ENTRIES –
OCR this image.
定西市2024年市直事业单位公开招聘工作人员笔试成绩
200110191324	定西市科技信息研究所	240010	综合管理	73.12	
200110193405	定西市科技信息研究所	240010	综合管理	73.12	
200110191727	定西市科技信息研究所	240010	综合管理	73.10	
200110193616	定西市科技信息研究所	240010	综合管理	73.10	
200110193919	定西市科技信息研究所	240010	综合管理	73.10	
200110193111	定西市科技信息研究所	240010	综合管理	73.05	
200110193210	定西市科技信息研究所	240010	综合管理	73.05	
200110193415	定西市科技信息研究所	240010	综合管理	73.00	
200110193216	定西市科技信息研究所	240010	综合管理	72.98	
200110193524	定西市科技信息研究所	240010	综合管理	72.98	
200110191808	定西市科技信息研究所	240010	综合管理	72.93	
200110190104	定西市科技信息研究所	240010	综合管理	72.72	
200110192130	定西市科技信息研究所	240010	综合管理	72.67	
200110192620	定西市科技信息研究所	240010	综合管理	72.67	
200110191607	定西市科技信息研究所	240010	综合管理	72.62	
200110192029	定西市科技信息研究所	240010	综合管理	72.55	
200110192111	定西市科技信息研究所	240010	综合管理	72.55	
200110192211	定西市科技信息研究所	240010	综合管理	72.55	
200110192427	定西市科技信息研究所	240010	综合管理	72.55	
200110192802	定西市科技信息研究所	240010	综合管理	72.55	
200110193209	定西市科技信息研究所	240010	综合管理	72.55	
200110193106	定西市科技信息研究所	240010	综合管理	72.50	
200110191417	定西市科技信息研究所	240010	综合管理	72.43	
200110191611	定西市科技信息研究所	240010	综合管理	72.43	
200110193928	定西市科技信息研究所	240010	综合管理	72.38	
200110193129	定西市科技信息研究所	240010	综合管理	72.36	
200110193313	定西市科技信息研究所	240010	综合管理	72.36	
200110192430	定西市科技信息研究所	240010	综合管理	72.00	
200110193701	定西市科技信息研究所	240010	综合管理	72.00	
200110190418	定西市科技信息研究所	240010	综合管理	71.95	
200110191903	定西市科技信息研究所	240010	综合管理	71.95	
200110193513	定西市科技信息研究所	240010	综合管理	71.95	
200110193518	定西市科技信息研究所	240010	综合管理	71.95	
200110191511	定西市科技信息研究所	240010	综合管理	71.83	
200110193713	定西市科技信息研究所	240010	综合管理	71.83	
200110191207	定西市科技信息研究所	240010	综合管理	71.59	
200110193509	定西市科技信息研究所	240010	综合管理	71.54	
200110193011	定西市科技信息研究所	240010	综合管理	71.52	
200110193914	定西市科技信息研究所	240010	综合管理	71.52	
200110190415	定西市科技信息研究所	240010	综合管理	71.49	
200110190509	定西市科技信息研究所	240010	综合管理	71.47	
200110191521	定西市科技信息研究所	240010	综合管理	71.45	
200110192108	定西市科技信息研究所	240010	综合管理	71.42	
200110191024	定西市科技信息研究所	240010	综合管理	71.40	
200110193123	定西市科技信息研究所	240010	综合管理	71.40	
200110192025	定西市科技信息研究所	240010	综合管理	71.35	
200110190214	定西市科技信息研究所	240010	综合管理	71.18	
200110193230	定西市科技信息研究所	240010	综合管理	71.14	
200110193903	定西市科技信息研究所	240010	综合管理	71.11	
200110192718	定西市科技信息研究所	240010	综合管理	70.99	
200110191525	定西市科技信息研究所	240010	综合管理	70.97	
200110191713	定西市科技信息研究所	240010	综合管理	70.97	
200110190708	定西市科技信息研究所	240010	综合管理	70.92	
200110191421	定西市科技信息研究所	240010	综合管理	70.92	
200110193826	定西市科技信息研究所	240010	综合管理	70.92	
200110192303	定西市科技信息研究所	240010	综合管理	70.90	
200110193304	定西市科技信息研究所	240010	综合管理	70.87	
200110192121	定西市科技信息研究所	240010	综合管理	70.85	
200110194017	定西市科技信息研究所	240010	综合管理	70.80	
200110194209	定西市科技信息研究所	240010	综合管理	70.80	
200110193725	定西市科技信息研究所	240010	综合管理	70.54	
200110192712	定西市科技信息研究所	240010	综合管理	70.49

OBJECTIVE –
Restate the data above exactly, keeping each word as it stands.

COMPLETE OUTPUT –
OCR this image.
定西市2024年市直事业单位公开招聘工作人员笔试成绩
200110191324	定西市科技信息研究所	240010	综合管理	73.12	
200110193405	定西市科技信息研究所	240010	综合管理	73.12	
200110191727	定西市科技信息研究所	240010	综合管理	73.10	
200110193616	定西市科技信息研究所	240010	综合管理	73.10	
200110193919	定西市科技信息研究所	240010	综合管理	73.10	
200110193111	定西市科技信息研究所	240010	综合管理	73.05	
200110193210	定西市科技信息研究所	240010	综合管理	73.05	
200110193415	定西市科技信息研究所	240010	综合管理	73.00	
200110193216	定西市科技信息研究所	240010	综合管理	72.98	
200110193524	定西市科技信息研究所	240010	综合管理	72.98	
200110191808	定西市科技信息研究所	240010	综合管理	72.93	
200110190104	定西市科技信息研究所	240010	综合管理	72.72	
200110192130	定西市科技信息研究所	240010	综合管理	72.67	
200110192620	定西市科技信息研究所	240010	综合管理	72.67	
200110191607	定西市科技信息研究所	240010	综合管理	72.62	
200110192029	定西市科技信息研究所	240010	综合管理	72.55	
200110192111	定西市科技信息研究所	240010	综合管理	72.55	
200110192211	定西市科技信息研究所	240010	综合管理	72.55	
200110192427	定西市科技信息研究所	240010	综合管理	72.55	
200110192802	定西市科技信息研究所	240010	综合管理	72.55	
200110193209	定西市科技信息研究所	240010	综合管理	72.55	
200110193106	定西市科技信息研究所	240010	综合管理	72.50	
200110191417	定西市科技信息研究所	240010	综合管理	72.43	
200110191611	定西市科技信息研究所	240010	综合管理	72.43	
200110193928	定西市科技信息研究所	240010	综合管理	72.38	
200110193129	定西市科技信息研究所	240010	综合管理	72.36	
200110193313	定西市科技信息研究所	240010	综合管理	72.36	
200110192430	定西市科技信息研究所	240010	综合管理	72.00	
200110193701	定西市科技信息研究所	240010	综合管理	72.00	
200110190418	定西市科技信息研究所	240010	综合管理	71.95	
200110191903	定西市科技信息研究所	240010	综合管理	71.95	
200110193513	定西市科技信息研究所	240010	综合管理	71.95	
200110193518	定西市科技信息研究所	240010	综合管理	71.95	
200110191511	定西市科技信息研究所	240010	综合管理	71.83	
200110193713	定西市科技信息研究所	240010	综合管理	71.83	
200110191207	定西市科技信息研究所	240010	综合管理	71.59	
200110193509	定西市科技信息研究所	240010	综合管理	71.54	
200110193011	定西市科技信息研究所	240010	综合管理	71.52	
200110193914	定西市科技信息研究所	240010	综合管理	71.52	
200110190415	定西市科技信息研究所	240010	综合管理	71.49	
200110190509	定西市科技信息研究所	240010	综合管理	71.47	
200110191521	定西市科技信息研究所	240010	综合管理	71.45	
200110192108	定西市科技信息研究所	240010	综合管理	71.42	
200110191024	定西市科技信息研究所	240010	综合管理	71.40	
200110193123	定西市科技信息研究所	240010	综合管理	71.40	
200110192025	定西市科技信息研究所	240010	综合管理	71.35	
200110190214	定西市科技信息研究所	240010	综合管理	71.18	
200110193230	定西市科技信息研究所	240010	综合管理	71.14	
200110193903	定西市科技信息研究所	240010	综合管理	71.11	
200110192718	定西市科技信息研究所	240010	综合管理	70.99	
200110191525	定西市科技信息研究所	240010	综合管理	70.97	
200110191713	定西市科技信息研究所	240010	综合管理	70.97	
200110190708	定西市科技信息研究所	240010	综合管理	70.92	
200110191421	定西市科技信息研究所	240010	综合管理	70.92	
200110193826	定西市科技信息研究所	240010	综合管理	70.92	
200110192303	定西市科技信息研究所	240010	综合管理	70.90	
200110193304	定西市科技信息研究所	240010	综合管理	70.87	
200110192121	定西市科技信息研究所	240010	综合管理	70.85	
200110194017	定西市科技信息研究所	240010	综合管理	70.80	
200110194209	定西市科技信息研究所	240010	综合管理	70.80	
200110193725	定西市科技信息研究所	240010	综合管理	70.54	
200110192712	定西市科技信息研究所	240010	综合管理	70.49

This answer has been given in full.